Task prompt ->
What number of lines in the material contain the word "right"? Give that number alone.

╭─ Exercise inputs

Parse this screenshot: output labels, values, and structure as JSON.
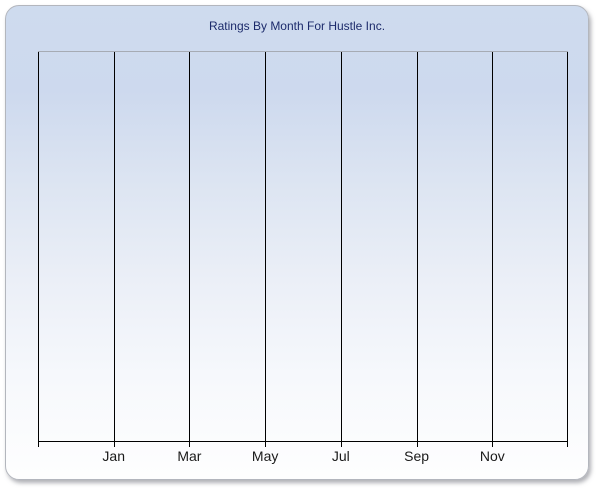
{
  "chart": {
    "title": "Ratings By Month For Hustle Inc."
  },
  "chart_data": {
    "type": "line",
    "title": "Ratings By Month For Hustle Inc.",
    "x_tick_labels": [
      "Jan",
      "Mar",
      "May",
      "Jul",
      "Sep",
      "Nov"
    ],
    "x_gridline_count": 8,
    "series": [],
    "y_axis": "none (no y-axis ticks or labels shown)",
    "legend": "none",
    "grid": "vertical gridlines only; plot area is empty (no data series rendered)"
  },
  "colors": {
    "panel_gradient_top": "#cedbee",
    "panel_gradient_mid": "#ebeff7",
    "panel_gradient_bottom": "#fefefe",
    "panel_border": "#b3b6bd",
    "plot_top_border": "#a6abb4",
    "gridline": "#000000",
    "axis_line": "#000000",
    "title_color": "#1c2a6b",
    "tick_label_color": "#1a1a1a"
  }
}
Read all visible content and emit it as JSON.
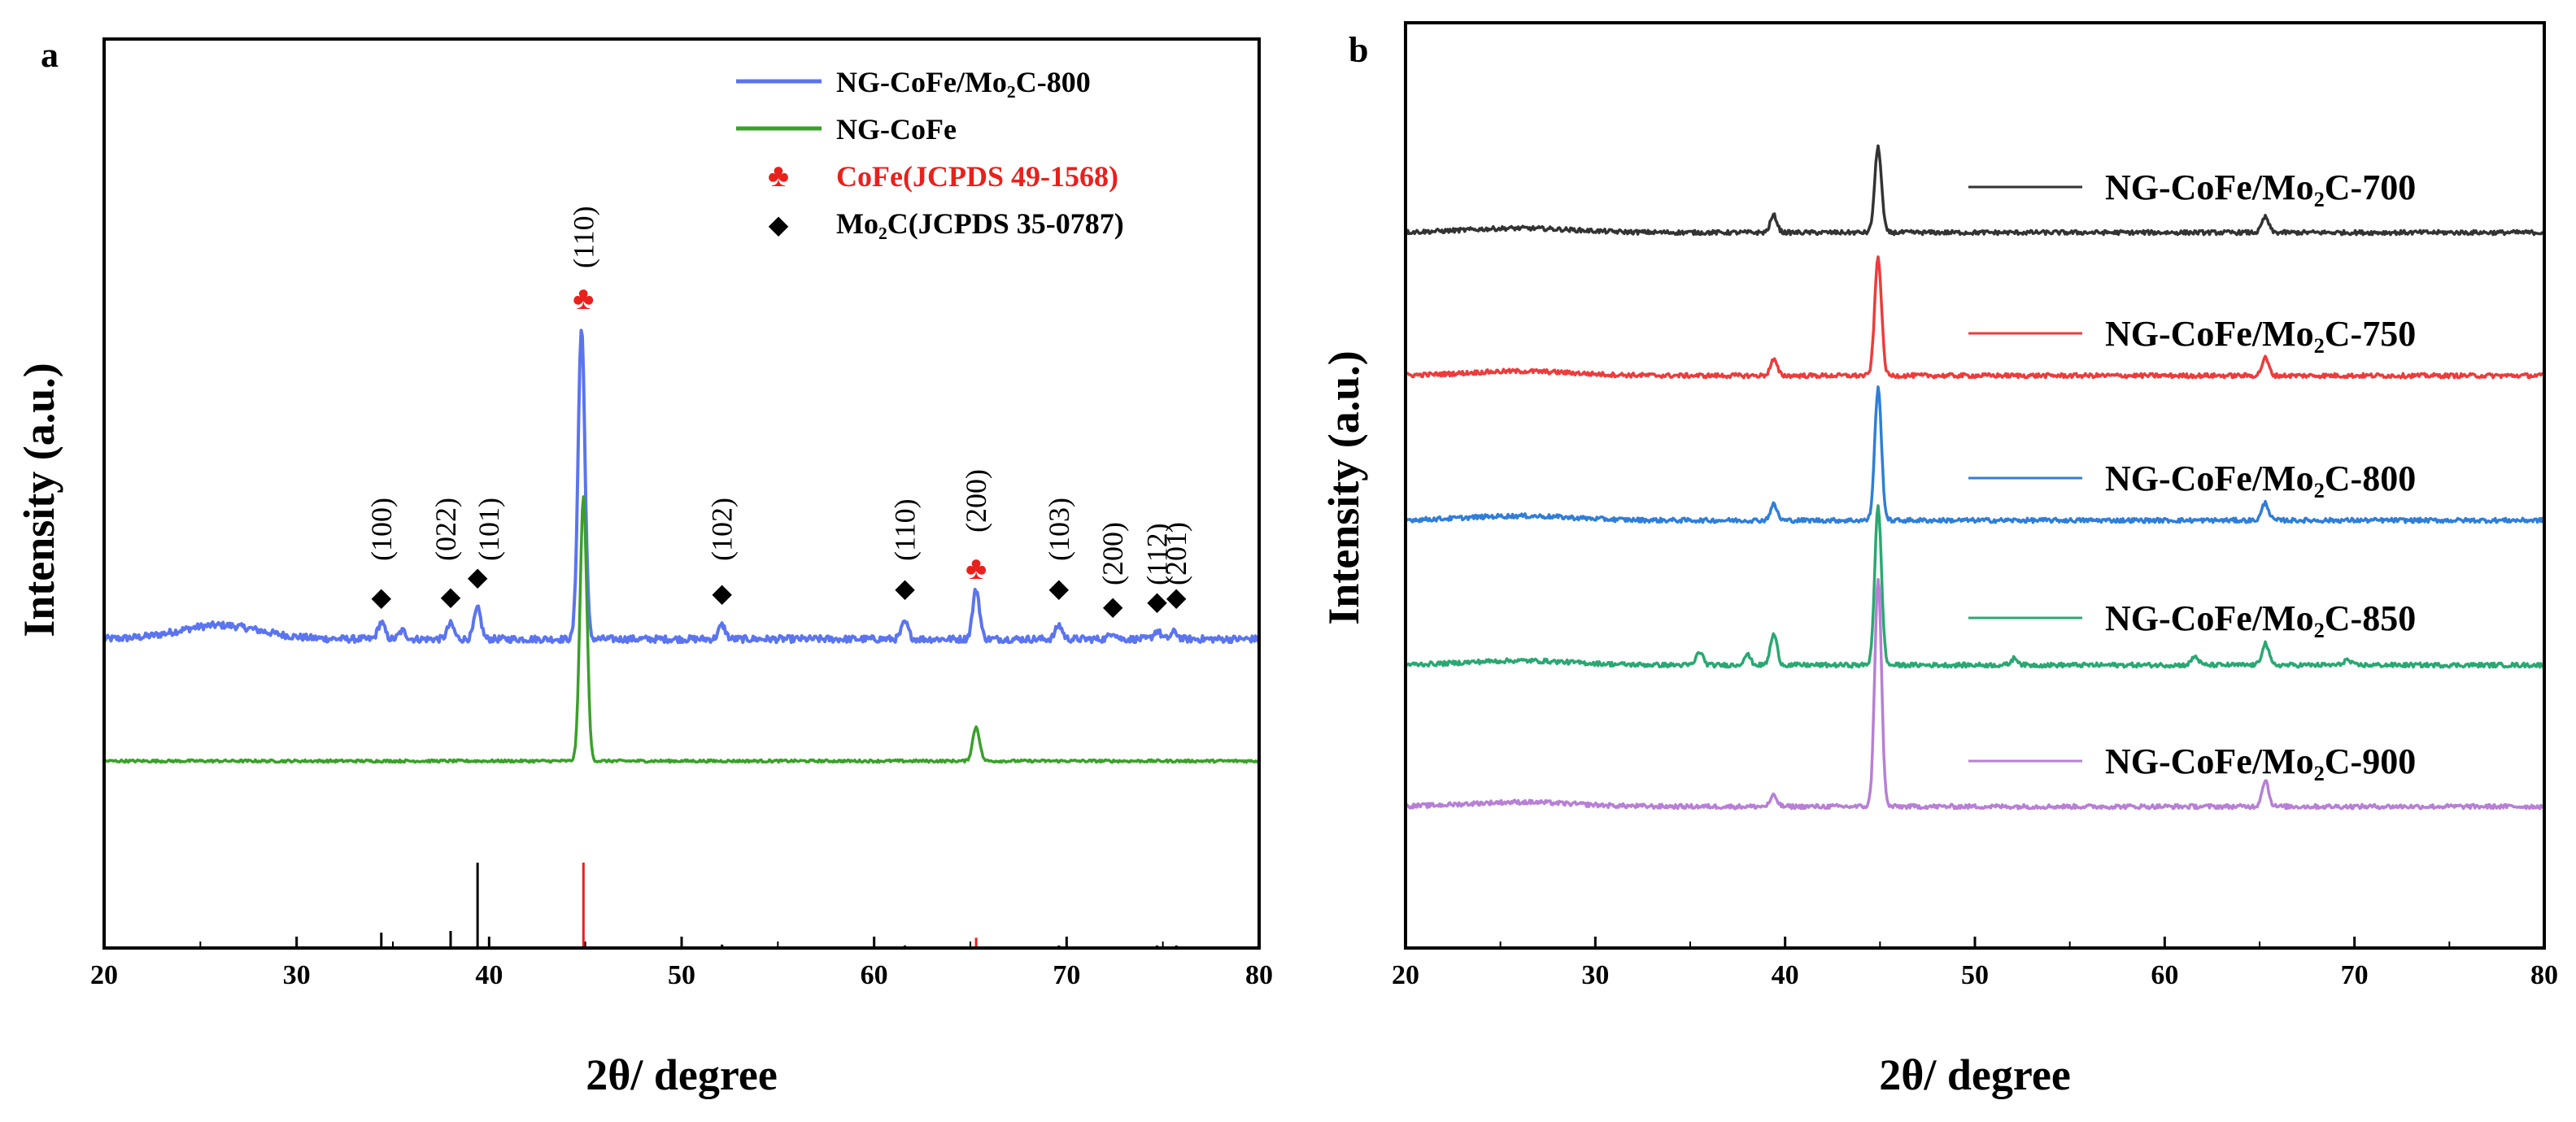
{
  "chart_data": [
    {
      "panel": "a",
      "type": "line",
      "xlabel": "2θ/ degree",
      "ylabel": "Intensity (a.u.)",
      "xlim": [
        20,
        80
      ],
      "xticks": [
        "20",
        "30",
        "40",
        "50",
        "60",
        "70",
        "80"
      ],
      "series": [
        {
          "name": "NG-CoFe/Mo₂C-800",
          "color": "#5b74f0",
          "baseline": 1,
          "hump": {
            "center": 26,
            "height": 0.1,
            "width": 3
          },
          "peaks": [
            {
              "x": 34.4,
              "h": 0.12
            },
            {
              "x": 35.5,
              "h": 0.06
            },
            {
              "x": 38.0,
              "h": 0.11
            },
            {
              "x": 39.4,
              "h": 0.22
            },
            {
              "x": 44.8,
              "h": 2.25
            },
            {
              "x": 52.1,
              "h": 0.1
            },
            {
              "x": 61.6,
              "h": 0.12
            },
            {
              "x": 65.3,
              "h": 0.36
            },
            {
              "x": 69.6,
              "h": 0.1
            },
            {
              "x": 72.4,
              "h": 0.05
            },
            {
              "x": 74.7,
              "h": 0.06
            },
            {
              "x": 75.6,
              "h": 0.05
            }
          ]
        },
        {
          "name": "NG-CoFe",
          "color": "#3aa02a",
          "baseline": 1,
          "hump": {
            "center": 26,
            "height": 0,
            "width": 3
          },
          "peaks": [
            {
              "x": 44.9,
              "h": 3.1
            },
            {
              "x": 65.3,
              "h": 0.4
            }
          ]
        }
      ],
      "references": [
        {
          "name": "CoFe(JCPDS 49-1568)",
          "color": "#e8211d",
          "marker": "♣",
          "lines": [
            {
              "x": 44.9,
              "h": 1.0
            },
            {
              "x": 65.3,
              "h": 0.12
            }
          ]
        },
        {
          "name": "Mo₂C(JCPDS 35-0787)",
          "color": "#000000",
          "marker": "◆",
          "lines": [
            {
              "x": 34.4,
              "h": 0.18
            },
            {
              "x": 38.0,
              "h": 0.2
            },
            {
              "x": 39.4,
              "h": 1.0
            },
            {
              "x": 52.1,
              "h": 0.04
            },
            {
              "x": 61.6,
              "h": 0.03
            },
            {
              "x": 69.6,
              "h": 0.03
            },
            {
              "x": 74.7,
              "h": 0.03
            },
            {
              "x": 75.7,
              "h": 0.03
            }
          ]
        }
      ],
      "annotations": [
        {
          "x": 34.4,
          "marker": "◆",
          "color": "#000000",
          "label": "(100)"
        },
        {
          "x": 38.0,
          "marker": "◆",
          "color": "#000000",
          "label": "(022)"
        },
        {
          "x": 39.4,
          "marker": "◆",
          "color": "#000000",
          "label": "(101)"
        },
        {
          "x": 44.9,
          "marker": "♣",
          "color": "#e8211d",
          "label": "(110)"
        },
        {
          "x": 52.1,
          "marker": "◆",
          "color": "#000000",
          "label": "(102)"
        },
        {
          "x": 61.6,
          "marker": "◆",
          "color": "#000000",
          "label": "(110)"
        },
        {
          "x": 65.3,
          "marker": "♣",
          "color": "#e8211d",
          "label": "(200)"
        },
        {
          "x": 69.6,
          "marker": "◆",
          "color": "#000000",
          "label": "(103)"
        },
        {
          "x": 72.4,
          "marker": "◆",
          "color": "#000000",
          "label": "(200)"
        },
        {
          "x": 74.7,
          "marker": "◆",
          "color": "#000000",
          "label": "(112)"
        },
        {
          "x": 75.7,
          "marker": "◆",
          "color": "#000000",
          "label": "(201)"
        }
      ],
      "legend": [
        {
          "label": "NG-CoFe/Mo₂C-800",
          "color": "#5b74f0",
          "kind": "line"
        },
        {
          "label": "NG-CoFe",
          "color": "#3aa02a",
          "kind": "line"
        },
        {
          "label": "CoFe(JCPDS 49-1568)",
          "color": "#e8211d",
          "kind": "marker",
          "marker": "♣"
        },
        {
          "label": "Mo₂C(JCPDS 35-0787)",
          "color": "#000000",
          "kind": "marker",
          "marker": "◆"
        }
      ],
      "legend_position": "top-right"
    },
    {
      "panel": "b",
      "type": "line",
      "xlabel": "2θ/ degree",
      "ylabel": "Intensity (a.u.)",
      "xlim": [
        20,
        80
      ],
      "xticks": [
        "20",
        "30",
        "40",
        "50",
        "60",
        "70",
        "80"
      ],
      "series": [
        {
          "name": "NG-CoFe/Mo₂C-700",
          "color": "#333333",
          "baseline": 1,
          "peaks": [
            {
              "x": 39.4,
              "h": 0.2
            },
            {
              "x": 44.9,
              "h": 1.0
            },
            {
              "x": 65.3,
              "h": 0.18
            }
          ]
        },
        {
          "name": "NG-CoFe/Mo₂C-750",
          "color": "#ee3b3b",
          "baseline": 1,
          "peaks": [
            {
              "x": 39.4,
              "h": 0.18
            },
            {
              "x": 44.9,
              "h": 1.35
            },
            {
              "x": 65.3,
              "h": 0.2
            }
          ]
        },
        {
          "name": "NG-CoFe/Mo₂C-800",
          "color": "#2f7ed8",
          "baseline": 1,
          "peaks": [
            {
              "x": 39.4,
              "h": 0.18
            },
            {
              "x": 44.9,
              "h": 1.5
            },
            {
              "x": 65.3,
              "h": 0.2
            }
          ]
        },
        {
          "name": "NG-CoFe/Mo₂C-850",
          "color": "#2aa872",
          "baseline": 1,
          "peaks": [
            {
              "x": 35.5,
              "h": 0.15
            },
            {
              "x": 38.0,
              "h": 0.12
            },
            {
              "x": 39.4,
              "h": 0.35
            },
            {
              "x": 44.9,
              "h": 1.8
            },
            {
              "x": 52.1,
              "h": 0.08
            },
            {
              "x": 61.6,
              "h": 0.1
            },
            {
              "x": 65.3,
              "h": 0.25
            },
            {
              "x": 69.6,
              "h": 0.06
            }
          ]
        },
        {
          "name": "NG-CoFe/Mo₂C-900",
          "color": "#b77fd6",
          "baseline": 1,
          "peaks": [
            {
              "x": 39.4,
              "h": 0.12
            },
            {
              "x": 44.9,
              "h": 2.6
            },
            {
              "x": 65.3,
              "h": 0.3
            }
          ]
        }
      ],
      "legend": [
        {
          "label": "NG-CoFe/Mo₂C-700",
          "color": "#333333"
        },
        {
          "label": "NG-CoFe/Mo₂C-750",
          "color": "#ee3b3b"
        },
        {
          "label": "NG-CoFe/Mo₂C-800",
          "color": "#2f7ed8"
        },
        {
          "label": "NG-CoFe/Mo₂C-850",
          "color": "#2aa872"
        },
        {
          "label": "NG-CoFe/Mo₂C-900",
          "color": "#b77fd6"
        }
      ],
      "legend_position": "right, beside each trace"
    }
  ],
  "panel_labels": {
    "a": "a",
    "b": "b"
  }
}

╰─

Task answer ->
2